[Start Provided material]

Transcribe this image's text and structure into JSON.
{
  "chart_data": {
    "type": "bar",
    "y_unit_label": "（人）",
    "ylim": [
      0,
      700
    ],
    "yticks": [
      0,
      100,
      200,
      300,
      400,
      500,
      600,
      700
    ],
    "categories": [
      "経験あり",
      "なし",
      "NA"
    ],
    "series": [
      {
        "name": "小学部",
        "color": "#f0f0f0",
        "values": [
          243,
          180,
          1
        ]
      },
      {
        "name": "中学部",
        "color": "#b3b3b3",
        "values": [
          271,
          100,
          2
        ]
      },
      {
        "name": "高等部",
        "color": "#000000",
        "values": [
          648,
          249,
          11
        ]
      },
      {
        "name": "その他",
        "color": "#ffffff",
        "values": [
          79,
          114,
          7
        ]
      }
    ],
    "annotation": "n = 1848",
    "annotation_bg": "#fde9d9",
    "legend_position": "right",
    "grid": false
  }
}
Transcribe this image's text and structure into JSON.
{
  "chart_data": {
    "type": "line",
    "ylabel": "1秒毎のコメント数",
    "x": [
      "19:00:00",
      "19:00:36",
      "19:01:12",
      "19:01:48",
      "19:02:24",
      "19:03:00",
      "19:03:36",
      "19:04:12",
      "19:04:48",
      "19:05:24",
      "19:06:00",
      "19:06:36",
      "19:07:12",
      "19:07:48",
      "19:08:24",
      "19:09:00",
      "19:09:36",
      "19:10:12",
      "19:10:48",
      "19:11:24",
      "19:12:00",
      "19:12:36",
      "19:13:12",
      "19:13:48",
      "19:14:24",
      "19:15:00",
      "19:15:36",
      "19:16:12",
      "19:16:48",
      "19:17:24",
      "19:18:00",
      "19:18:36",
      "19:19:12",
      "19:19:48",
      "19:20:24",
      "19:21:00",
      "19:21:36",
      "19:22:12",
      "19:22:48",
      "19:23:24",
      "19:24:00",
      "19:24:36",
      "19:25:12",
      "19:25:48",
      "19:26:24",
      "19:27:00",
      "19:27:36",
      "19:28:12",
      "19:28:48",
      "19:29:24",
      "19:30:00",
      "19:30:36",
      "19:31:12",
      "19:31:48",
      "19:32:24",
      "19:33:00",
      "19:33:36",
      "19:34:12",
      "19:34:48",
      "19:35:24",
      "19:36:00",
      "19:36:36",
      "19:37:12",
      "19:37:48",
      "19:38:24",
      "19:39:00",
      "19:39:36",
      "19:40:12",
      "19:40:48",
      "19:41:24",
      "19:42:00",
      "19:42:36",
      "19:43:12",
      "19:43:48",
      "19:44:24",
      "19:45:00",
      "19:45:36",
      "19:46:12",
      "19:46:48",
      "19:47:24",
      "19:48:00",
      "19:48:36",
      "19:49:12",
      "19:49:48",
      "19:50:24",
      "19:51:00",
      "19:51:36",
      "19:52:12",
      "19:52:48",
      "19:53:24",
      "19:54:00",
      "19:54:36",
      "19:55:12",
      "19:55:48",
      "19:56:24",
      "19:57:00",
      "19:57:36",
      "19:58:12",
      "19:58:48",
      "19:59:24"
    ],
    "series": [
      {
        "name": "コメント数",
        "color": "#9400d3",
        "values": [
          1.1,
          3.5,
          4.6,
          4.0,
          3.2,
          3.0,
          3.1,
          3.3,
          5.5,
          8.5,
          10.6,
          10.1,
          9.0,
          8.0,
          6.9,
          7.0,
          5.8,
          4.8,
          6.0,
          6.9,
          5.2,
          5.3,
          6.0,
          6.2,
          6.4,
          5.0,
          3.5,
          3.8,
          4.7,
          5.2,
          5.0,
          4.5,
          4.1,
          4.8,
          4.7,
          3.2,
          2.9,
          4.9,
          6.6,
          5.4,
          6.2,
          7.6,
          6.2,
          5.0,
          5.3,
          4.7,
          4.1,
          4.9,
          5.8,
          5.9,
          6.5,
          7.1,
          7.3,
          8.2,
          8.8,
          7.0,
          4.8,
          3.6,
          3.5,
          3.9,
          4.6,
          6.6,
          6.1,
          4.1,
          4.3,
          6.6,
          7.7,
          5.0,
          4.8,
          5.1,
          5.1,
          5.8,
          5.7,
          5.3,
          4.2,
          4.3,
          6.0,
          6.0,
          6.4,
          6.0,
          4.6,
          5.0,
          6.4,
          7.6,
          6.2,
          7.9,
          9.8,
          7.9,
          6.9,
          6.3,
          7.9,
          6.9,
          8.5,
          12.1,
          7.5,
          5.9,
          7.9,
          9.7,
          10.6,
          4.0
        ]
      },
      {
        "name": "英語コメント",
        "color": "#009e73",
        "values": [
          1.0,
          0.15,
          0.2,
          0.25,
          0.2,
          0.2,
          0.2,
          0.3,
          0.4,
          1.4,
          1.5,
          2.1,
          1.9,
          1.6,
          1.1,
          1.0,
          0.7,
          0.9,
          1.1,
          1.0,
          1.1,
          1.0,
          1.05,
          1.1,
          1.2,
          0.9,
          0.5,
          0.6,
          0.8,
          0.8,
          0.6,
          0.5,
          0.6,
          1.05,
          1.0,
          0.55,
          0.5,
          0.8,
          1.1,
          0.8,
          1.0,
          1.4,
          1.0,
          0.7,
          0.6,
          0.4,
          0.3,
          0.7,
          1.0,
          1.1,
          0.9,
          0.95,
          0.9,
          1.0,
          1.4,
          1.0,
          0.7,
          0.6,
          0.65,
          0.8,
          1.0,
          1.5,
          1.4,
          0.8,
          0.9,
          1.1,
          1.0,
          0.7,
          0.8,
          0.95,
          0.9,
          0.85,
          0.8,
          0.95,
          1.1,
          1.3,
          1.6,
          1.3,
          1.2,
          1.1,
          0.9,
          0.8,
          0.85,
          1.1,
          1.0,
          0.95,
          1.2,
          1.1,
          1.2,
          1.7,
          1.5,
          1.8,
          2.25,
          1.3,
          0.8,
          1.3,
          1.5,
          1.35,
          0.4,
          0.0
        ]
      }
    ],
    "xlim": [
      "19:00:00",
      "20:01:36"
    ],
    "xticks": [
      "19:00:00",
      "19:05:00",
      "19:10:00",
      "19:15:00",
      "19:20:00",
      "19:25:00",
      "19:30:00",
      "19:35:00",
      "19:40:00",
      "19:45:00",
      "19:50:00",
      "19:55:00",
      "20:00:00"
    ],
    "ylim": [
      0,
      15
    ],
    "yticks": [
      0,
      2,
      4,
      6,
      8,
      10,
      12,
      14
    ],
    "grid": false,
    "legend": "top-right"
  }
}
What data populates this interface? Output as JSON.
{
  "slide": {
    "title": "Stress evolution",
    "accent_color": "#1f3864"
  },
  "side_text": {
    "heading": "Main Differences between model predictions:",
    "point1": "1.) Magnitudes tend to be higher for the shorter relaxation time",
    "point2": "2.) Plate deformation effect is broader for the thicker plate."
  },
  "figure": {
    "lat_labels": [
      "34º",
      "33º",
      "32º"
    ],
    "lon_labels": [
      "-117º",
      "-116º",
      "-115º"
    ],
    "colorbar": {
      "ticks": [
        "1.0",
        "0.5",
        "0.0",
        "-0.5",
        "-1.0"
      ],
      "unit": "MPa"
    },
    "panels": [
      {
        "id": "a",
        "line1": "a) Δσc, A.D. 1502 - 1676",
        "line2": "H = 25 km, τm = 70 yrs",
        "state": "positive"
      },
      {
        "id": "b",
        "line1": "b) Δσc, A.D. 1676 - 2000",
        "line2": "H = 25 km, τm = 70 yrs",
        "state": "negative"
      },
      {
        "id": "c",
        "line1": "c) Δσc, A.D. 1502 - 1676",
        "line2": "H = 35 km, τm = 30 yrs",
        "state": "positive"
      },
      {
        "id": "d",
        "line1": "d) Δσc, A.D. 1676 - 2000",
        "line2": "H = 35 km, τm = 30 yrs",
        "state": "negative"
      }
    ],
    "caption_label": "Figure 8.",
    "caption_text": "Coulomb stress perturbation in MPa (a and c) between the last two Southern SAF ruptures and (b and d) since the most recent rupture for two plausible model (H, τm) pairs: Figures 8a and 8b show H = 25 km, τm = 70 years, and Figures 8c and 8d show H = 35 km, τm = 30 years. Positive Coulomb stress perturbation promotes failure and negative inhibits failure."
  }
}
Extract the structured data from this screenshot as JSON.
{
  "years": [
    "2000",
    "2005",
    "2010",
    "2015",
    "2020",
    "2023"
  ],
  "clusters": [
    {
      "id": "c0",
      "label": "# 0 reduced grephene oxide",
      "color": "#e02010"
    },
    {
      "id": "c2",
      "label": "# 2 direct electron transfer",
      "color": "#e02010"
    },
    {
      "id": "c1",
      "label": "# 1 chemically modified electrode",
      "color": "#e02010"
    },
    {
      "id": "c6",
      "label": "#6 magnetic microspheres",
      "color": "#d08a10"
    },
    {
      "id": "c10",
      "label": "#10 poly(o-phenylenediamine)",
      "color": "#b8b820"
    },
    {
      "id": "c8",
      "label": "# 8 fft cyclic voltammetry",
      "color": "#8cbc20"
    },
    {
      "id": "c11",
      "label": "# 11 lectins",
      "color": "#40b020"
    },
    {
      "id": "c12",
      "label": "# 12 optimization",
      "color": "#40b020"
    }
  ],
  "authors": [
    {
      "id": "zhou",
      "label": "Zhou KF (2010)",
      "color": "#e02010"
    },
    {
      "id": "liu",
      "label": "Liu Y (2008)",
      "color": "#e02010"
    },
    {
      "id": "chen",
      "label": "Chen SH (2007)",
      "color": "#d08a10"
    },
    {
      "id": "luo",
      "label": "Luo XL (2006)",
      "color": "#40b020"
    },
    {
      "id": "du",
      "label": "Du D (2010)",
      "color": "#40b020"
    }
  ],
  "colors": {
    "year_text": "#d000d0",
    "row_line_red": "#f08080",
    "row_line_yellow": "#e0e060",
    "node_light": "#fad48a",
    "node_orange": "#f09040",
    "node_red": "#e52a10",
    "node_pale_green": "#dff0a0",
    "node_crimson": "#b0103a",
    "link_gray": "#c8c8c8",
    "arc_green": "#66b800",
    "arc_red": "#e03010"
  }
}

[End Provided material]

Written problem: Where a line contains "JSON", copy that line.

Answer:
Transcribe this image's text and structure into JSON.
Transcribe this image's text and structure into JSON.
What data populates this interface? Output as JSON.
Extract the structured data from this screenshot as JSON.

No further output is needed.